Jonna Ann-Charlotte Andersson (born 2 January 1993) is a Swedish professional footballer who plays as a defender for Swedish club Hammarby IF and the Sweden women's national football team.

Club career
Andersson signed for Linköpings FC in 2009 and made two league appearances in her first season as the club won the Damallsvenskan title. After three seasons where she was mainly a substitute, she became an important starting player of the team in the 2013 season.

In December 2017, Andersson joined the FA WSL side Chelsea. In 2019, she renewed her contract until 2022. With Chelsea, Andersson won three consecutive Women's Super League titles, in 2019–20, 2020–21 and 2021–22. The 2020 WSL title was given to Chelsea on a points-per-game basis after the league was stopped due to the COVID-19 pandemic.

On 5 April 2022, Andersson confirmed she would return to Damallsvenskan, signing a two-and-a-half year contract with Hammarby IF. The transfer came to effect in August when the Swedish transfer window opened.

◆ ◆ ◆

**Assignment 1**
Switch "August" to "July" and give the footballer text again, starting with "On 5 April 2022, Andersson" and going on through "transfer window opened.".
**Assignment 2**
Resume the biography of the Swedish footballer after its last sentence.
The items are not needed for this work.

◆ ◆ ◆

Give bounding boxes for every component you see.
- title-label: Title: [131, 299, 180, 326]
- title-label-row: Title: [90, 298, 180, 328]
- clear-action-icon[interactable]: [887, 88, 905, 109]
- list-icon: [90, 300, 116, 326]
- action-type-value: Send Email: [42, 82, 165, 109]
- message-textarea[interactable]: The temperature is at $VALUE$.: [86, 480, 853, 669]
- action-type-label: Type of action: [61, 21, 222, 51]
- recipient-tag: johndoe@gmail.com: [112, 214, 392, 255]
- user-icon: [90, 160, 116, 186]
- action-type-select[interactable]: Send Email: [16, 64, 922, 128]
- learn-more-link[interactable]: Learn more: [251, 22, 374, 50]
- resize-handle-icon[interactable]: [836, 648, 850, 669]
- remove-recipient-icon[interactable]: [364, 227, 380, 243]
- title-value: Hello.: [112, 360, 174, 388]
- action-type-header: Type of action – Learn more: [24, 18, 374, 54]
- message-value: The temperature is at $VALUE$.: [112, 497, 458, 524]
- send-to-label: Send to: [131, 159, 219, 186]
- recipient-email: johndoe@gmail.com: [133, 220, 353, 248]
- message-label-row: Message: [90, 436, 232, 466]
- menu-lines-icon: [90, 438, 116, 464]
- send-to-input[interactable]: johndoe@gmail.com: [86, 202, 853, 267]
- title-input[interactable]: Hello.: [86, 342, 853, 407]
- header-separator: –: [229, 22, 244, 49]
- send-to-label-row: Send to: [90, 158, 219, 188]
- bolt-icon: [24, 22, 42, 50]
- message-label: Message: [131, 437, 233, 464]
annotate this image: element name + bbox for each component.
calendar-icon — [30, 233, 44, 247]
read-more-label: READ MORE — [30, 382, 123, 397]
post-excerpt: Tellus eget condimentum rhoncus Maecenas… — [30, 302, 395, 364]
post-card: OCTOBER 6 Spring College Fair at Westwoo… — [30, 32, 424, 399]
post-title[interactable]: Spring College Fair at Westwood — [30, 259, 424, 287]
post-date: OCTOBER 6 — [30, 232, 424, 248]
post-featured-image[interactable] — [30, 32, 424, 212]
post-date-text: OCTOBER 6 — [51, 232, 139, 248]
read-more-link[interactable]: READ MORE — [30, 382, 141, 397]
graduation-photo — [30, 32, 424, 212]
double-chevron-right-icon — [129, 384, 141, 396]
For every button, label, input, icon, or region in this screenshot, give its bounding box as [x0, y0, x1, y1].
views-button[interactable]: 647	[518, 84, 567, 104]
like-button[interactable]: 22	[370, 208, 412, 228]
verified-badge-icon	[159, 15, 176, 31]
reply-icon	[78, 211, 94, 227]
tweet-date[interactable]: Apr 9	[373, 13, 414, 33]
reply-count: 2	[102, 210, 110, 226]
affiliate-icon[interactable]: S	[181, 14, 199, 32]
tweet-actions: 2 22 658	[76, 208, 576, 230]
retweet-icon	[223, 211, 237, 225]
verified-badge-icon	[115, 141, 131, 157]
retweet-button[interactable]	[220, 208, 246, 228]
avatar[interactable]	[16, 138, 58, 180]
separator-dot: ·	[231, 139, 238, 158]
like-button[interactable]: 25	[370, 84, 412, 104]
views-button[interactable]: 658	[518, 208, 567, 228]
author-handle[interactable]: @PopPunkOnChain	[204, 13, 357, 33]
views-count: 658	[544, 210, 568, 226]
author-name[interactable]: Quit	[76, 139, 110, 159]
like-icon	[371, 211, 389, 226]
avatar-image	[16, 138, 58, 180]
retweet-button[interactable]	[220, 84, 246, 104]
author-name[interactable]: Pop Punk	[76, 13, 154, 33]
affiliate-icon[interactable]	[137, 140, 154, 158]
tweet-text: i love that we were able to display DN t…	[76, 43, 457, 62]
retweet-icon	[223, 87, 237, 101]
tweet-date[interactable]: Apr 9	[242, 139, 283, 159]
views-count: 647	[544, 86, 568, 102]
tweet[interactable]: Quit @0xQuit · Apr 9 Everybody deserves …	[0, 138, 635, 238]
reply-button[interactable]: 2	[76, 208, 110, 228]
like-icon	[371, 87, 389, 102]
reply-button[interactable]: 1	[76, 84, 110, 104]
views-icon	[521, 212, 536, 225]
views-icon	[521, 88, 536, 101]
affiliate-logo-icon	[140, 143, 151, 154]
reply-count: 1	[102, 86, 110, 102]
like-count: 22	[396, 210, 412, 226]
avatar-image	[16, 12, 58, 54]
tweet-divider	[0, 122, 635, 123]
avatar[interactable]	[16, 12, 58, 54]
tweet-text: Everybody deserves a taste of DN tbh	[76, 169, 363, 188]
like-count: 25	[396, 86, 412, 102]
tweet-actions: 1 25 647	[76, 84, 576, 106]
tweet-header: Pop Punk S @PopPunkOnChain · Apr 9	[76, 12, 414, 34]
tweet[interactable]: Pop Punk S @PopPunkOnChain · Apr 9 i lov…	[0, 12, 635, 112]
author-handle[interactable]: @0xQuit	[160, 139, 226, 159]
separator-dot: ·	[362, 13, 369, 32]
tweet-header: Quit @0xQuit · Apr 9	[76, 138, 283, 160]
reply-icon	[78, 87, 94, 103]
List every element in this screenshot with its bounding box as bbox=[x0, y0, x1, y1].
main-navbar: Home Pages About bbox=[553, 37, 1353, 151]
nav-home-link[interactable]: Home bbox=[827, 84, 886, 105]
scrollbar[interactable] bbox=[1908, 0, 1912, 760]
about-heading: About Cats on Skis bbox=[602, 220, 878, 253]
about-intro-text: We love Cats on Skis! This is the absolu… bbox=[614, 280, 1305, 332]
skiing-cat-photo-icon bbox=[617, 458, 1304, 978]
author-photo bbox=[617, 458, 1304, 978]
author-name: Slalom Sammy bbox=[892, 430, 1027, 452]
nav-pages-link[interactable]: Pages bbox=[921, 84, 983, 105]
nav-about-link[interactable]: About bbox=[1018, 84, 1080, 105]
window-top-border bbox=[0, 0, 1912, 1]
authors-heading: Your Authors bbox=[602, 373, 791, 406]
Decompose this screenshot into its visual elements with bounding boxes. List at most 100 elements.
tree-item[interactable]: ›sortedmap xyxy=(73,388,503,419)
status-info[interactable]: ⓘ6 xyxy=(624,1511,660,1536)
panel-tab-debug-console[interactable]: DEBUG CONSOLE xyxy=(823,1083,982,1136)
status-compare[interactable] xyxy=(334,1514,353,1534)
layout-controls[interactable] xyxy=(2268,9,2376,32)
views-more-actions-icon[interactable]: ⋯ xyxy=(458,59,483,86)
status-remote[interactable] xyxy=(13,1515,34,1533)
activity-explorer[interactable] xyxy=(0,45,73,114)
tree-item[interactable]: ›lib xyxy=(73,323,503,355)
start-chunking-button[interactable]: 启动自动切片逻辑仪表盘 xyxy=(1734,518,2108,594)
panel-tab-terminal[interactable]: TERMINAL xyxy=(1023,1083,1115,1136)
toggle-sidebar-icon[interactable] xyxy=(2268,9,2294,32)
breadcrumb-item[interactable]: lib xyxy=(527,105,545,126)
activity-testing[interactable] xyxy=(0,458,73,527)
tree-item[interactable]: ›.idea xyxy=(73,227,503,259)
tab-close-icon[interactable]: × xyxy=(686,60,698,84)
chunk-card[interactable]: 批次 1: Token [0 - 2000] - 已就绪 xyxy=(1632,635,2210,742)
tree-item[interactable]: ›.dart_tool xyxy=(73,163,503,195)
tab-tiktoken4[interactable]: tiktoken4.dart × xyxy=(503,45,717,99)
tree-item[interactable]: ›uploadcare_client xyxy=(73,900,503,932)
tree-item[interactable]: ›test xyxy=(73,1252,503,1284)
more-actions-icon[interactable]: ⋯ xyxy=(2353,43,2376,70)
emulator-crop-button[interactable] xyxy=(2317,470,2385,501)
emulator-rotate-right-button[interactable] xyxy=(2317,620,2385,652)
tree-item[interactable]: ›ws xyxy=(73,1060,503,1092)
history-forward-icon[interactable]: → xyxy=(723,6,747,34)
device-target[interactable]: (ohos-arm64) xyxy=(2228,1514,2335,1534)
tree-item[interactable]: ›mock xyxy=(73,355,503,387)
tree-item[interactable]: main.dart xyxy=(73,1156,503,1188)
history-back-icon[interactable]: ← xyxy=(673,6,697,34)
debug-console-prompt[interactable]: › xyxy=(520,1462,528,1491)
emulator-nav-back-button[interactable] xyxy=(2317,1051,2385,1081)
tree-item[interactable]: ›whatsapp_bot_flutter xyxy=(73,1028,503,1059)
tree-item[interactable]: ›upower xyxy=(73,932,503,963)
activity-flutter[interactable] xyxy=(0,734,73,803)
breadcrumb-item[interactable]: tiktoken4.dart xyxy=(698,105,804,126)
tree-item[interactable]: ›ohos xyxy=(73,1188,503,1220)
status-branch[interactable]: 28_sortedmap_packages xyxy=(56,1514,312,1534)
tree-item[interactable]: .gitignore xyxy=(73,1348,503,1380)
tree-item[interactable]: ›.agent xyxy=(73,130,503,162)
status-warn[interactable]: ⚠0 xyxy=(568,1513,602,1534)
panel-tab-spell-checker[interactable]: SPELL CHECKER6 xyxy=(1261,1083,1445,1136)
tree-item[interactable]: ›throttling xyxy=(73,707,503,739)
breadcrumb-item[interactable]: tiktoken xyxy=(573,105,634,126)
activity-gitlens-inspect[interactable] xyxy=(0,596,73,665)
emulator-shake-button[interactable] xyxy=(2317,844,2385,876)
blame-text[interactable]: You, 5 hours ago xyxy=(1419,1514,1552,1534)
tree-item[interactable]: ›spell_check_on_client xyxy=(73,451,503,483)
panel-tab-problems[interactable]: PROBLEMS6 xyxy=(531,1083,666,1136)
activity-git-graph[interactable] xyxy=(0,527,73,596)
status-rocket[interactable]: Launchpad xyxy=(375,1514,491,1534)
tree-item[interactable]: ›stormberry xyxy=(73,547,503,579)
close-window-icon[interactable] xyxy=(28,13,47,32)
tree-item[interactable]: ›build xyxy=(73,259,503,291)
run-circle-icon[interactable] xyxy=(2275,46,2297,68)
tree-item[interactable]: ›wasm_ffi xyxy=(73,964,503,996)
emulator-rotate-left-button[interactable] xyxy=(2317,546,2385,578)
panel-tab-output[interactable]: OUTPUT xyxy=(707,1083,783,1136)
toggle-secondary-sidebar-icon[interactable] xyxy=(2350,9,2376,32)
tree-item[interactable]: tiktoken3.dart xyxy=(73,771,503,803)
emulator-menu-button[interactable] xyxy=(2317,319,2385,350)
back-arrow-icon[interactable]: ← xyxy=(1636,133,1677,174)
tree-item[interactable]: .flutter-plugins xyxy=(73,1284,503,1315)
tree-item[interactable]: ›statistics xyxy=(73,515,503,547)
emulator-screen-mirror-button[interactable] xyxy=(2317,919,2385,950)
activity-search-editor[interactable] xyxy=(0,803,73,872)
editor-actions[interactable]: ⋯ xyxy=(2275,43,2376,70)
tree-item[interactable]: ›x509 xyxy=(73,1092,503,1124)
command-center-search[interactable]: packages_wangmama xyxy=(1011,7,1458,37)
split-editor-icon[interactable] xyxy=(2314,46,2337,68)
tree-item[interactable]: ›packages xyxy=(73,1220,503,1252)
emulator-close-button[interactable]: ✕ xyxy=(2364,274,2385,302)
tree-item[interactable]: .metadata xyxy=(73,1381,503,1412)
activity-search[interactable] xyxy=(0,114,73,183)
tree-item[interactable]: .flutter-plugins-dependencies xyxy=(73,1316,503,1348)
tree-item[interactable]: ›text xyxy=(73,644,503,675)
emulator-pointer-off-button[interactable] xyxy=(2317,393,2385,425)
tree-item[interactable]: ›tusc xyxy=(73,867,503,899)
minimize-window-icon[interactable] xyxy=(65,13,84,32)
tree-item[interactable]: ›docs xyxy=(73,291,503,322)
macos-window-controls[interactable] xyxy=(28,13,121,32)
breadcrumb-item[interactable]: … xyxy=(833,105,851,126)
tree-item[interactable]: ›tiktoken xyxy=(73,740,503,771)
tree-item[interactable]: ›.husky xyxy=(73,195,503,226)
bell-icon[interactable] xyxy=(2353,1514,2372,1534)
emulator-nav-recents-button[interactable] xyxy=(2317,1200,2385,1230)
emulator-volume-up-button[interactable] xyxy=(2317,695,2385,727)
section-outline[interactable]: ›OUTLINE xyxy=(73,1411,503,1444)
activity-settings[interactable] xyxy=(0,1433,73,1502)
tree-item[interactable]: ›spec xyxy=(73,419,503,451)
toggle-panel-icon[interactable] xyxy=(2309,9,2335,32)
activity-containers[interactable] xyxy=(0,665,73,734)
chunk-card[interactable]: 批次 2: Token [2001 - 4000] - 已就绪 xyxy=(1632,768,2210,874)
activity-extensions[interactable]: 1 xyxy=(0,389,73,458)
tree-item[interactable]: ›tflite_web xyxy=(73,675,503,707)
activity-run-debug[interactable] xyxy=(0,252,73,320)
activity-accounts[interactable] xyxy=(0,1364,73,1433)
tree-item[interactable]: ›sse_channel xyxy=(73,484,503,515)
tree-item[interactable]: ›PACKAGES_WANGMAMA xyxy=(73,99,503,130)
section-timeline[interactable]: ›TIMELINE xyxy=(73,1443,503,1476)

◆ ◆ ◆

**Written response 1**
On 5 April 2022, Andersson confirmed she would return to Damallsvenskan, signing a two-and-a-half year contract with Hammarby IF. The transfer came to effect in July when the Swedish transfer window opened.

**Written response 2**
International career
As a Sweden under-19 international, Andersson featured at the 2012 UEFA Women's Under-19 Championship in Turkey. Sweden won the tournament by beating Spain 1–0 in the final after extra time.

Senior team coach Pia Sundhage called up Andersson for the first time in January 2016 for a friendly against Scotland, as a replacement for Amanda Ilestedt who had a back injury. She played at left-back as the Scots were defeated 6–0 at Prioritet Serneke Arena. Andersson retained her place in the squad for the 2016 UEFA Women's Olympic Qualifying Tournament.

Career statistics

International 
Scores and results list Sweden's goal tally first, score column indicates score after each Andersson goal.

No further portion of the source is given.